**WRITTEN PROBLEM**
Count every line that has the word "Round". Give the number, without anything more.

**RECORDS SHOWN**

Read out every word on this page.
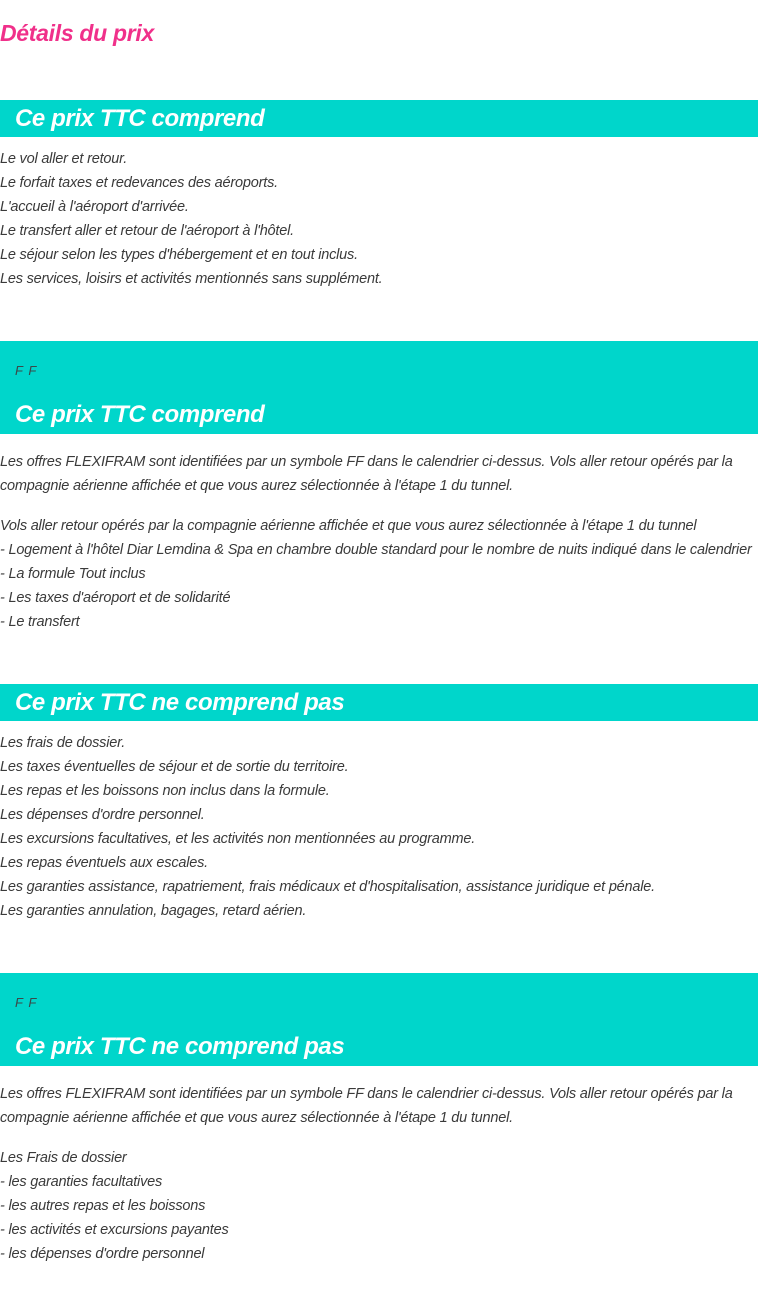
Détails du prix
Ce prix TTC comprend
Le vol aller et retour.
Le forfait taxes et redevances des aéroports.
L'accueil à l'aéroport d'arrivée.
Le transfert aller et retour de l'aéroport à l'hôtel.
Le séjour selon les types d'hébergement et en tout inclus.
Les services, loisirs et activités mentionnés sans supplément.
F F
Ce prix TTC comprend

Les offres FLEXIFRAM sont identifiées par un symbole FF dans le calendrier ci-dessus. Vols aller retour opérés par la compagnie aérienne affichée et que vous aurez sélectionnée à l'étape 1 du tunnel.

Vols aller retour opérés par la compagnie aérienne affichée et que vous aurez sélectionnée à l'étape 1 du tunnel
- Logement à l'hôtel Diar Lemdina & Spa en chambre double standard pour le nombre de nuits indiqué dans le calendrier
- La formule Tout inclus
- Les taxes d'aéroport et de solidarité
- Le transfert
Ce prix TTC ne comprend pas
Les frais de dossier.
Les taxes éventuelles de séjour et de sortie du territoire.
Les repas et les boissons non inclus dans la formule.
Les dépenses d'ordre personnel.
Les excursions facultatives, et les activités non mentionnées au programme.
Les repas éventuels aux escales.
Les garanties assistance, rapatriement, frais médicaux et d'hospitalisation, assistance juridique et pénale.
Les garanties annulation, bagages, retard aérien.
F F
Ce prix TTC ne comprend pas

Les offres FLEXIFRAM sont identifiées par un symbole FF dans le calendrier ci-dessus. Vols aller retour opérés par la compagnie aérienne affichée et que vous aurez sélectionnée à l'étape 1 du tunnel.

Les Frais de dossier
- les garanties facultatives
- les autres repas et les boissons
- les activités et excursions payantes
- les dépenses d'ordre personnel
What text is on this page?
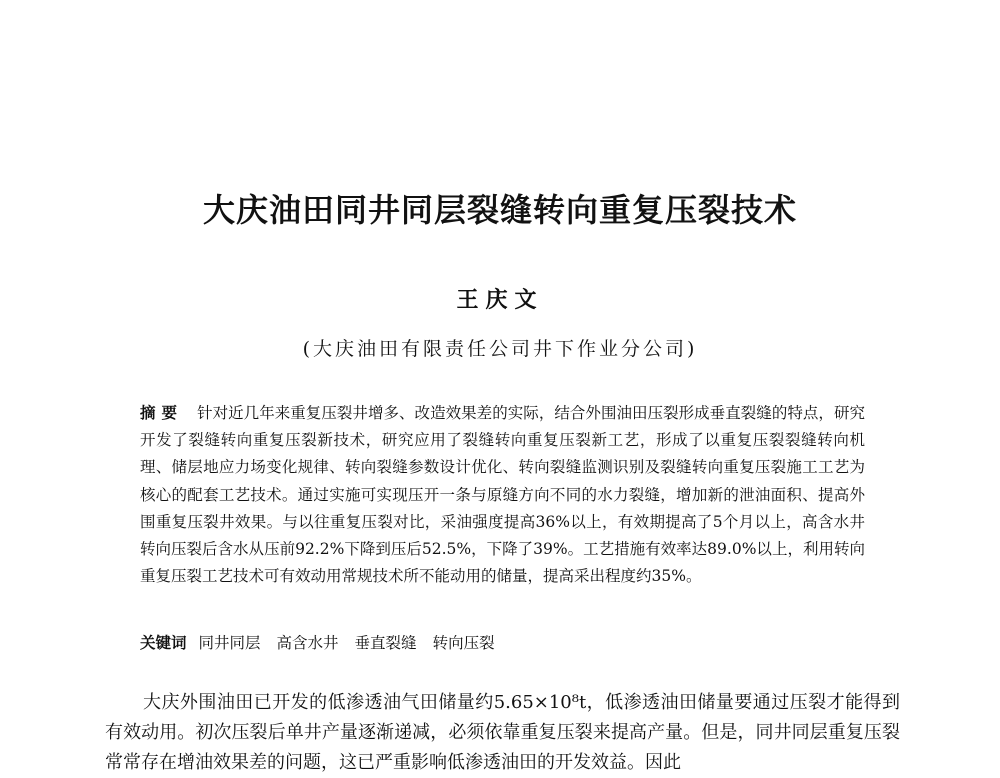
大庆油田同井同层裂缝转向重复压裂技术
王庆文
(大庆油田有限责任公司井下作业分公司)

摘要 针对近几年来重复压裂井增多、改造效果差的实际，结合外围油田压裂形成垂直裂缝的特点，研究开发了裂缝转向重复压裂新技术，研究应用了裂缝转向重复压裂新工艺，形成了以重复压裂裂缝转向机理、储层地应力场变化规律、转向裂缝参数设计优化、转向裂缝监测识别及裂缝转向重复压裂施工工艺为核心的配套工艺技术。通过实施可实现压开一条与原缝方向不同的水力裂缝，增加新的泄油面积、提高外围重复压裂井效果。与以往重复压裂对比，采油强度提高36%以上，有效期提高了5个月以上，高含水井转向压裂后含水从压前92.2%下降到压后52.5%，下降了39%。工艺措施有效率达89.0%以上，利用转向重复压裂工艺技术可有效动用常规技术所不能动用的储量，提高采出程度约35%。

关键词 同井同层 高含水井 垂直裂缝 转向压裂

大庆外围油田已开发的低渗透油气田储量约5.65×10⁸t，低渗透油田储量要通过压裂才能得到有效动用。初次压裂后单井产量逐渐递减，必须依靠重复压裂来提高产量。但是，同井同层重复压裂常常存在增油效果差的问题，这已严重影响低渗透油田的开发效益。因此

* * *

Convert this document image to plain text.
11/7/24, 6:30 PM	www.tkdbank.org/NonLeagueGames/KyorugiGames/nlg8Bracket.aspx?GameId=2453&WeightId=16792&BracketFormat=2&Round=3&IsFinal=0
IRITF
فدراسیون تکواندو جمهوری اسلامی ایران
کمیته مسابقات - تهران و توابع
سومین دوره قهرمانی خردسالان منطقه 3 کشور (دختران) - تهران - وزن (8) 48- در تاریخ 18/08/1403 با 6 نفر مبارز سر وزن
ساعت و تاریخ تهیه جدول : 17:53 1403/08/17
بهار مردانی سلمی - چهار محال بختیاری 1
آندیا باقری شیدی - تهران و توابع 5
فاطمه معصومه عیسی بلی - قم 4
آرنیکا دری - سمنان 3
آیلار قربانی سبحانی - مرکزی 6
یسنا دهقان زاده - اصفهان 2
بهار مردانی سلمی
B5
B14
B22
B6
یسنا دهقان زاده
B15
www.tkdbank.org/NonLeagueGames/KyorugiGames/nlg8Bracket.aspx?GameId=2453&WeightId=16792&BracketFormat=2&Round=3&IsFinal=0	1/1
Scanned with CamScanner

--

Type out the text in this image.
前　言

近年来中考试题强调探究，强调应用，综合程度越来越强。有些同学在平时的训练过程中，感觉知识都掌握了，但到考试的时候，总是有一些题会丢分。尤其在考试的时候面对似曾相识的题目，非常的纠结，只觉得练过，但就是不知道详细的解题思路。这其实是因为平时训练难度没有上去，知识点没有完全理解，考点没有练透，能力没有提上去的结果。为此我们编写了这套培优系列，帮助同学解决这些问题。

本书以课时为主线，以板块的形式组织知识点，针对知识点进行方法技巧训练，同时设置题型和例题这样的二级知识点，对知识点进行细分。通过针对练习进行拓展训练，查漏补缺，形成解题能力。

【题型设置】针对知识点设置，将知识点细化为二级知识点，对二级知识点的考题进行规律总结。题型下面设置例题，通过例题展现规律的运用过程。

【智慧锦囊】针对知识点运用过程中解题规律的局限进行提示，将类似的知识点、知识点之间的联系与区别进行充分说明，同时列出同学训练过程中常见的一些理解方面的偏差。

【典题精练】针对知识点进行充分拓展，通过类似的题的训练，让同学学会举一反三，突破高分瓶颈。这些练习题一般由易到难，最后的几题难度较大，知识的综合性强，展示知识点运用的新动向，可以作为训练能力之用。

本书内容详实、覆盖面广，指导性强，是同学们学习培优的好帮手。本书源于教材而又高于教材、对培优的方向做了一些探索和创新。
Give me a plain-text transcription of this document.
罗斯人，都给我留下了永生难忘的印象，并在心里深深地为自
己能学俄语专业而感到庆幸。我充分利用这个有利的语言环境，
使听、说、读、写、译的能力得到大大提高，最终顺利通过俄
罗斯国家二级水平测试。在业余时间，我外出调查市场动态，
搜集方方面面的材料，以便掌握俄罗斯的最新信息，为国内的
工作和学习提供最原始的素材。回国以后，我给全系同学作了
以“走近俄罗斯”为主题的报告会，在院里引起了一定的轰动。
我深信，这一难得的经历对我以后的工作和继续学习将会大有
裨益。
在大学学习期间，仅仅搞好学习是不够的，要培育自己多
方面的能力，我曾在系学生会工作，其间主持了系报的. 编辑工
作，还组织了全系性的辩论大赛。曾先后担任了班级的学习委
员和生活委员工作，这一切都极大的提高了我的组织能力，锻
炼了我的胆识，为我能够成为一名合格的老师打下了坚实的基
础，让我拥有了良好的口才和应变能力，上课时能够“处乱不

**WRITTEN SOLUTION**
2